[Start]

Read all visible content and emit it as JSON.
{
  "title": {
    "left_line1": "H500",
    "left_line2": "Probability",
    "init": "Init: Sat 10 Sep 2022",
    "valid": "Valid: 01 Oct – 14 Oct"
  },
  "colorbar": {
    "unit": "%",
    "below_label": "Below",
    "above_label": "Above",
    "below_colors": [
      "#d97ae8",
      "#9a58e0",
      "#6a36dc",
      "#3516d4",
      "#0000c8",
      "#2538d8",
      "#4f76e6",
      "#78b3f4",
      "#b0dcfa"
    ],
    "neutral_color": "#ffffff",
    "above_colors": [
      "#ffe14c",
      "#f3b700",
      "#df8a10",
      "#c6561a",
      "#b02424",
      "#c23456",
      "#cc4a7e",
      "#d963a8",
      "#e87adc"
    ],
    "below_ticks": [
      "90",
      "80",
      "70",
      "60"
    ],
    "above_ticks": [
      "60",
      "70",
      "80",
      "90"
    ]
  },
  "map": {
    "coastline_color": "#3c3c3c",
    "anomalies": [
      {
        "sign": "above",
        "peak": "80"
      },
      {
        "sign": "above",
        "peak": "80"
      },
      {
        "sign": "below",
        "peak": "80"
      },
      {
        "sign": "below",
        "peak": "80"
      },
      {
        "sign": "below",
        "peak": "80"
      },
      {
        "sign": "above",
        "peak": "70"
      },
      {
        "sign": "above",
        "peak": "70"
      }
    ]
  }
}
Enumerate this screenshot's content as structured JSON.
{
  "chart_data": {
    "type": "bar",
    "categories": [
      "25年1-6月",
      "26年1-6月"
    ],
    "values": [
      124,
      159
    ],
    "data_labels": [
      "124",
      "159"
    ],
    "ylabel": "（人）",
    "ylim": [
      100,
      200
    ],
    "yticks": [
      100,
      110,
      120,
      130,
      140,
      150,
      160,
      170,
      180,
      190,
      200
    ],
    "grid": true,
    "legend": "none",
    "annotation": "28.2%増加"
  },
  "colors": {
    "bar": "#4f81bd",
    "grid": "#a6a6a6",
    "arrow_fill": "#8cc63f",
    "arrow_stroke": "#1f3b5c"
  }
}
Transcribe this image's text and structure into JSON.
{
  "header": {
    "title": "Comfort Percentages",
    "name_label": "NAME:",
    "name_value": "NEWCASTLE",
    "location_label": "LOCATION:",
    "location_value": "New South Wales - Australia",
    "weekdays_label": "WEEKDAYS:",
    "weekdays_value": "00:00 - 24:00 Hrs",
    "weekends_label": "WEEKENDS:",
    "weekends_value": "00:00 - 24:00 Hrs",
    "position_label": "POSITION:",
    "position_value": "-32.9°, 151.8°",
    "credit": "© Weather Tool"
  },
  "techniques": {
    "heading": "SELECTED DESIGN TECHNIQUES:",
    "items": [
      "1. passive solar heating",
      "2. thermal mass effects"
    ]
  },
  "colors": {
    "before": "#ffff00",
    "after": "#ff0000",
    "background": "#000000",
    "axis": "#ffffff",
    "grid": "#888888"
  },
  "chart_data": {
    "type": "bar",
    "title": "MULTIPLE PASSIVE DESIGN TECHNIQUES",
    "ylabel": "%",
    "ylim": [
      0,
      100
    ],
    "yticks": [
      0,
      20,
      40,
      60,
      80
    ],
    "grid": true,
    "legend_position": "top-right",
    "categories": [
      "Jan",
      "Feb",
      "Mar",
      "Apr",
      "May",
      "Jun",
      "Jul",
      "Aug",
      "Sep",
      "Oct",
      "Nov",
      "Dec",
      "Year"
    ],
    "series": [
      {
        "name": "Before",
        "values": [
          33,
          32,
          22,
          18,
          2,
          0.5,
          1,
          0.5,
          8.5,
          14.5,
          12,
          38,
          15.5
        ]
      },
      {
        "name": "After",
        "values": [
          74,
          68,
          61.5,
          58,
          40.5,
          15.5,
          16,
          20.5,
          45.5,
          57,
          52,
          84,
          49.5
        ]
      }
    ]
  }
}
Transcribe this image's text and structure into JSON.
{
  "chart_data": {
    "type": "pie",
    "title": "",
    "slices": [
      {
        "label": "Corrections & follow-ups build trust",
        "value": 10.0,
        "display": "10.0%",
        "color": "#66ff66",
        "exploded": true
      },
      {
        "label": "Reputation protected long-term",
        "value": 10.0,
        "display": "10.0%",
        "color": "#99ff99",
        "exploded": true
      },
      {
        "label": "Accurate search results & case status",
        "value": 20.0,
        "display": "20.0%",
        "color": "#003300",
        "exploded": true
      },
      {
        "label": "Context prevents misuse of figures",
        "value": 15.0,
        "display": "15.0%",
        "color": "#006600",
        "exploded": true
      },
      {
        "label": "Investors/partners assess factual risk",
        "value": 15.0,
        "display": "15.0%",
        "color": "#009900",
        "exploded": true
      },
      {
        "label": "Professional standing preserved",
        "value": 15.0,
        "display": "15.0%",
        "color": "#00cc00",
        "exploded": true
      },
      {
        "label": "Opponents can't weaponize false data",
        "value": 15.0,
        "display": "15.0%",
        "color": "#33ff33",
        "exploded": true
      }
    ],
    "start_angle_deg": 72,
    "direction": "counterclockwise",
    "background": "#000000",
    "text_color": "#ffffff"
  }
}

[End]

* **Brief**
Print every record exactly as it was given.

* **Complete response**
Read all visible content and emit it as JSON.
{
  "title": {
    "left_line1": "H500",
    "left_line2": "Probability",
    "init": "Init: Sat 10 Sep 2022",
    "valid": "Valid: 01 Oct – 14 Oct"
  },
  "colorbar": {
    "unit": "%",
    "below_label": "Below",
    "above_label": "Above",
    "below_colors": [
      "#d97ae8",
      "#9a58e0",
      "#6a36dc",
      "#3516d4",
      "#0000c8",
      "#2538d8",
      "#4f76e6",
      "#78b3f4",
      "#b0dcfa"
    ],
    "neutral_color": "#ffffff",
    "above_colors": [
      "#ffe14c",
      "#f3b700",
      "#df8a10",
      "#c6561a",
      "#b02424",
      "#c23456",
      "#cc4a7e",
      "#d963a8",
      "#e87adc"
    ],
    "below_ticks": [
      "90",
      "80",
      "70",
      "60"
    ],
    "above_ticks": [
      "60",
      "70",
      "80",
      "90"
    ]
  },
  "map": {
    "coastline_color": "#3c3c3c",
    "anomalies": [
      {
        "sign": "above",
        "peak": "80"
      },
      {
        "sign": "above",
        "peak": "80"
      },
      {
        "sign": "below",
        "peak": "80"
      },
      {
        "sign": "below",
        "peak": "80"
      },
      {
        "sign": "below",
        "peak": "80"
      },
      {
        "sign": "above",
        "peak": "70"
      },
      {
        "sign": "above",
        "peak": "70"
      }
    ]
  }
}
Enumerate this screenshot's content as structured JSON.
{
  "chart_data": {
    "type": "bar",
    "categories": [
      "25年1-6月",
      "26年1-6月"
    ],
    "values": [
      124,
      159
    ],
    "data_labels": [
      "124",
      "159"
    ],
    "ylabel": "（人）",
    "ylim": [
      100,
      200
    ],
    "yticks": [
      100,
      110,
      120,
      130,
      140,
      150,
      160,
      170,
      180,
      190,
      200
    ],
    "grid": true,
    "legend": "none",
    "annotation": "28.2%増加"
  },
  "colors": {
    "bar": "#4f81bd",
    "grid": "#a6a6a6",
    "arrow_fill": "#8cc63f",
    "arrow_stroke": "#1f3b5c"
  }
}
Transcribe this image's text and structure into JSON.
{
  "header": {
    "title": "Comfort Percentages",
    "name_label": "NAME:",
    "name_value": "NEWCASTLE",
    "location_label": "LOCATION:",
    "location_value": "New South Wales - Australia",
    "weekdays_label": "WEEKDAYS:",
    "weekdays_value": "00:00 - 24:00 Hrs",
    "weekends_label": "WEEKENDS:",
    "weekends_value": "00:00 - 24:00 Hrs",
    "position_label": "POSITION:",
    "position_value": "-32.9°, 151.8°",
    "credit": "© Weather Tool"
  },
  "techniques": {
    "heading": "SELECTED DESIGN TECHNIQUES:",
    "items": [
      "1. passive solar heating",
      "2. thermal mass effects"
    ]
  },
  "colors": {
    "before": "#ffff00",
    "after": "#ff0000",
    "background": "#000000",
    "axis": "#ffffff",
    "grid": "#888888"
  },
  "chart_data": {
    "type": "bar",
    "title": "MULTIPLE PASSIVE DESIGN TECHNIQUES",
    "ylabel": "%",
    "ylim": [
      0,
      100
    ],
    "yticks": [
      0,
      20,
      40,
      60,
      80
    ],
    "grid": true,
    "legend_position": "top-right",
    "categories": [
      "Jan",
      "Feb",
      "Mar",
      "Apr",
      "May",
      "Jun",
      "Jul",
      "Aug",
      "Sep",
      "Oct",
      "Nov",
      "Dec",
      "Year"
    ],
    "series": [
      {
        "name": "Before",
        "values": [
          33,
          32,
          22,
          18,
          2,
          0.5,
          1,
          0.5,
          8.5,
          14.5,
          12,
          38,
          15.5
        ]
      },
      {
        "name": "After",
        "values": [
          74,
          68,
          61.5,
          58,
          40.5,
          15.5,
          16,
          20.5,
          45.5,
          57,
          52,
          84,
          49.5
        ]
      }
    ]
  }
}
Transcribe this image's text and structure into JSON.
{
  "chart_data": {
    "type": "pie",
    "title": "",
    "slices": [
      {
        "label": "Corrections & follow-ups build trust",
        "value": 10.0,
        "display": "10.0%",
        "color": "#66ff66",
        "exploded": true
      },
      {
        "label": "Reputation protected long-term",
        "value": 10.0,
        "display": "10.0%",
        "color": "#99ff99",
        "exploded": true
      },
      {
        "label": "Accurate search results & case status",
        "value": 20.0,
        "display": "20.0%",
        "color": "#003300",
        "exploded": true
      },
      {
        "label": "Context prevents misuse of figures",
        "value": 15.0,
        "display": "15.0%",
        "color": "#006600",
        "exploded": true
      },
      {
        "label": "Investors/partners assess factual risk",
        "value": 15.0,
        "display": "15.0%",
        "color": "#009900",
        "exploded": true
      },
      {
        "label": "Professional standing preserved",
        "value": 15.0,
        "display": "15.0%",
        "color": "#00cc00",
        "exploded": true
      },
      {
        "label": "Opponents can't weaponize false data",
        "value": 15.0,
        "display": "15.0%",
        "color": "#33ff33",
        "exploded": true
      }
    ],
    "start_angle_deg": 72,
    "direction": "counterclockwise",
    "background": "#000000",
    "text_color": "#ffffff"
  }
}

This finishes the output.